(Records from a collection)
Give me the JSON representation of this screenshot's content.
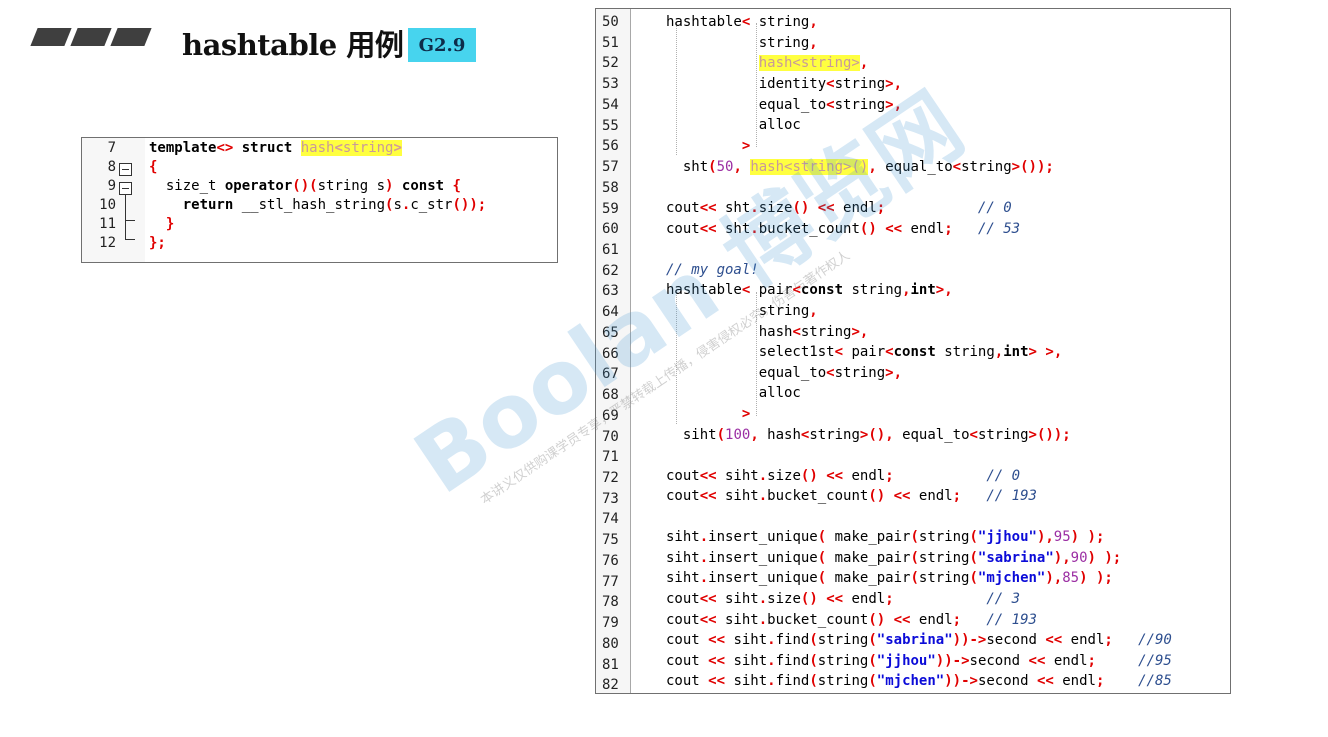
{
  "slide": {
    "title": "hashtable 用例",
    "badge": "G2.9",
    "watermark_main": "Boolan 博览网",
    "watermark_sub": "本讲义仅供购课学员专享，严禁转载上传播，侵害侵权必究，伤害与著作权人"
  },
  "small_panel": {
    "line_numbers": [
      "7",
      "8",
      "9",
      "10",
      "11",
      "12"
    ],
    "lines": [
      "template<> struct hash<string>",
      "{",
      "  size_t operator()(string s) const {",
      "    return __stl_hash_string(s.c_str());",
      "  }",
      "};"
    ]
  },
  "big_panel": {
    "line_numbers": [
      "50",
      "51",
      "52",
      "53",
      "54",
      "55",
      "56",
      "57",
      "58",
      "59",
      "60",
      "61",
      "62",
      "63",
      "64",
      "65",
      "66",
      "67",
      "68",
      "69",
      "70",
      "71",
      "72",
      "73",
      "74",
      "75",
      "76",
      "77",
      "78",
      "79",
      "80",
      "81",
      "82"
    ],
    "lines": [
      "hashtable< string,",
      "           string,",
      "           hash<string>,",
      "           identity<string>,",
      "           equal_to<string>,",
      "           alloc",
      "         >",
      "  sht(50, hash<string>(), equal_to<string>());",
      "",
      "cout<< sht.size() << endl;           // 0",
      "cout<< sht.bucket_count() << endl;   // 53",
      "",
      "// my goal!",
      "hashtable< pair<const string,int>,",
      "           string,",
      "           hash<string>,",
      "           select1st< pair<const string,int> >,",
      "           equal_to<string>,",
      "           alloc",
      "         >",
      "  siht(100, hash<string>(), equal_to<string>());",
      "",
      "cout<< siht.size() << endl;           // 0",
      "cout<< siht.bucket_count() << endl;   // 193",
      "",
      "siht.insert_unique( make_pair(string(\"jjhou\"),95) );",
      "siht.insert_unique( make_pair(string(\"sabrina\"),90) );",
      "siht.insert_unique( make_pair(string(\"mjchen\"),85) );",
      "cout<< siht.size() << endl;           // 3",
      "cout<< siht.bucket_count() << endl;   // 193",
      "cout << siht.find(string(\"sabrina\"))->second << endl;   //90",
      "cout << siht.find(string(\"jjhou\"))->second << endl;     //95",
      "cout << siht.find(string(\"mjchen\"))->second << endl;    //85"
    ]
  }
}
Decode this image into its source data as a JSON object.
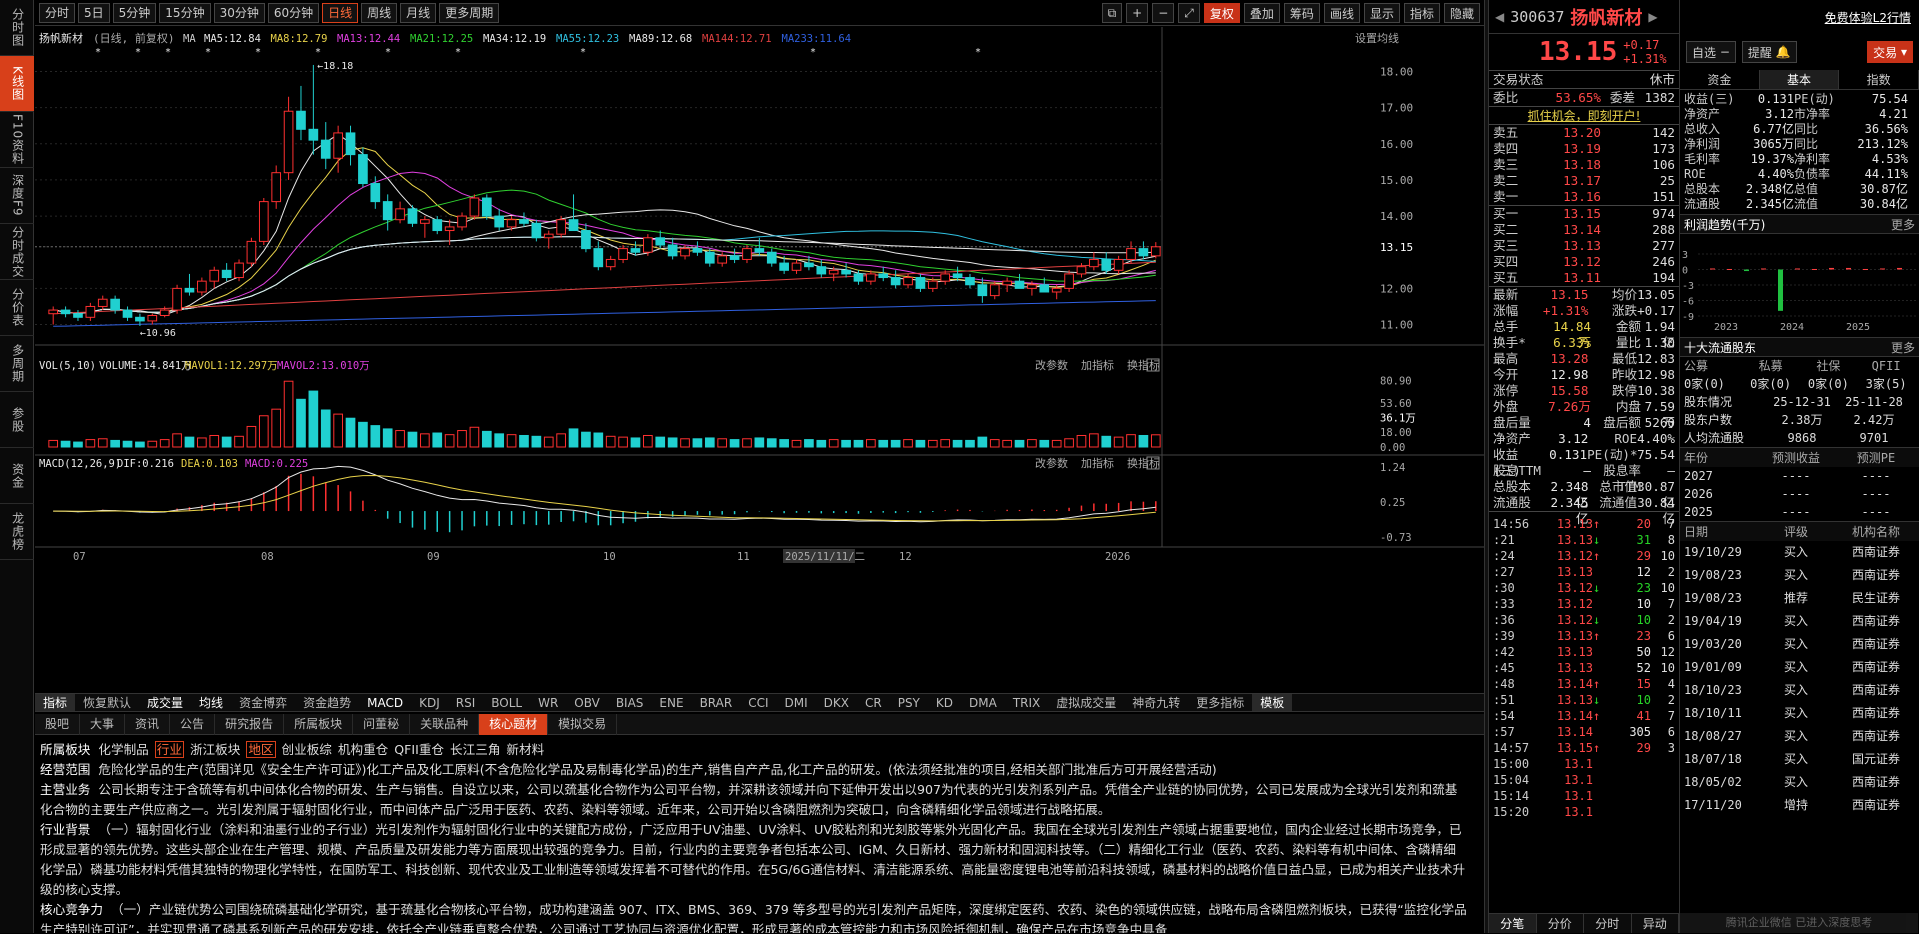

* EXERCISE PROMPT *
Using the records above, output their complete text exactly, minus any images.

* SOLUTION TO THE EXERCISE *
Give me the JSON representation of this screenshot's content.
{
  "slide": {
    "title": "hashtable 用例",
    "badge": "G2.9",
    "watermark_main": "Boolan 博览网",
    "watermark_sub": "本讲义仅供购课学员专享，严禁转载上传播，侵害侵权必究，伤害与著作权人"
  },
  "small_panel": {
    "line_numbers": [
      "7",
      "8",
      "9",
      "10",
      "11",
      "12"
    ],
    "lines": [
      "template<> struct hash<string>",
      "{",
      "  size_t operator()(string s) const {",
      "    return __stl_hash_string(s.c_str());",
      "  }",
      "};"
    ]
  },
  "big_panel": {
    "line_numbers": [
      "50",
      "51",
      "52",
      "53",
      "54",
      "55",
      "56",
      "57",
      "58",
      "59",
      "60",
      "61",
      "62",
      "63",
      "64",
      "65",
      "66",
      "67",
      "68",
      "69",
      "70",
      "71",
      "72",
      "73",
      "74",
      "75",
      "76",
      "77",
      "78",
      "79",
      "80",
      "81",
      "82"
    ],
    "lines": [
      "hashtable< string,",
      "           string,",
      "           hash<string>,",
      "           identity<string>,",
      "           equal_to<string>,",
      "           alloc",
      "         >",
      "  sht(50, hash<string>(), equal_to<string>());",
      "",
      "cout<< sht.size() << endl;           // 0",
      "cout<< sht.bucket_count() << endl;   // 53",
      "",
      "// my goal!",
      "hashtable< pair<const string,int>,",
      "           string,",
      "           hash<string>,",
      "           select1st< pair<const string,int> >,",
      "           equal_to<string>,",
      "           alloc",
      "         >",
      "  siht(100, hash<string>(), equal_to<string>());",
      "",
      "cout<< siht.size() << endl;           // 0",
      "cout<< siht.bucket_count() << endl;   // 193",
      "",
      "siht.insert_unique( make_pair(string(\"jjhou\"),95) );",
      "siht.insert_unique( make_pair(string(\"sabrina\"),90) );",
      "siht.insert_unique( make_pair(string(\"mjchen\"),85) );",
      "cout<< siht.size() << endl;           // 3",
      "cout<< siht.bucket_count() << endl;   // 193",
      "cout << siht.find(string(\"sabrina\"))->second << endl;   //90",
      "cout << siht.find(string(\"jjhou\"))->second << endl;     //95",
      "cout << siht.find(string(\"mjchen\"))->second << endl;    //85"
    ]
  }
}
Decode this image into its source data as a JSON object.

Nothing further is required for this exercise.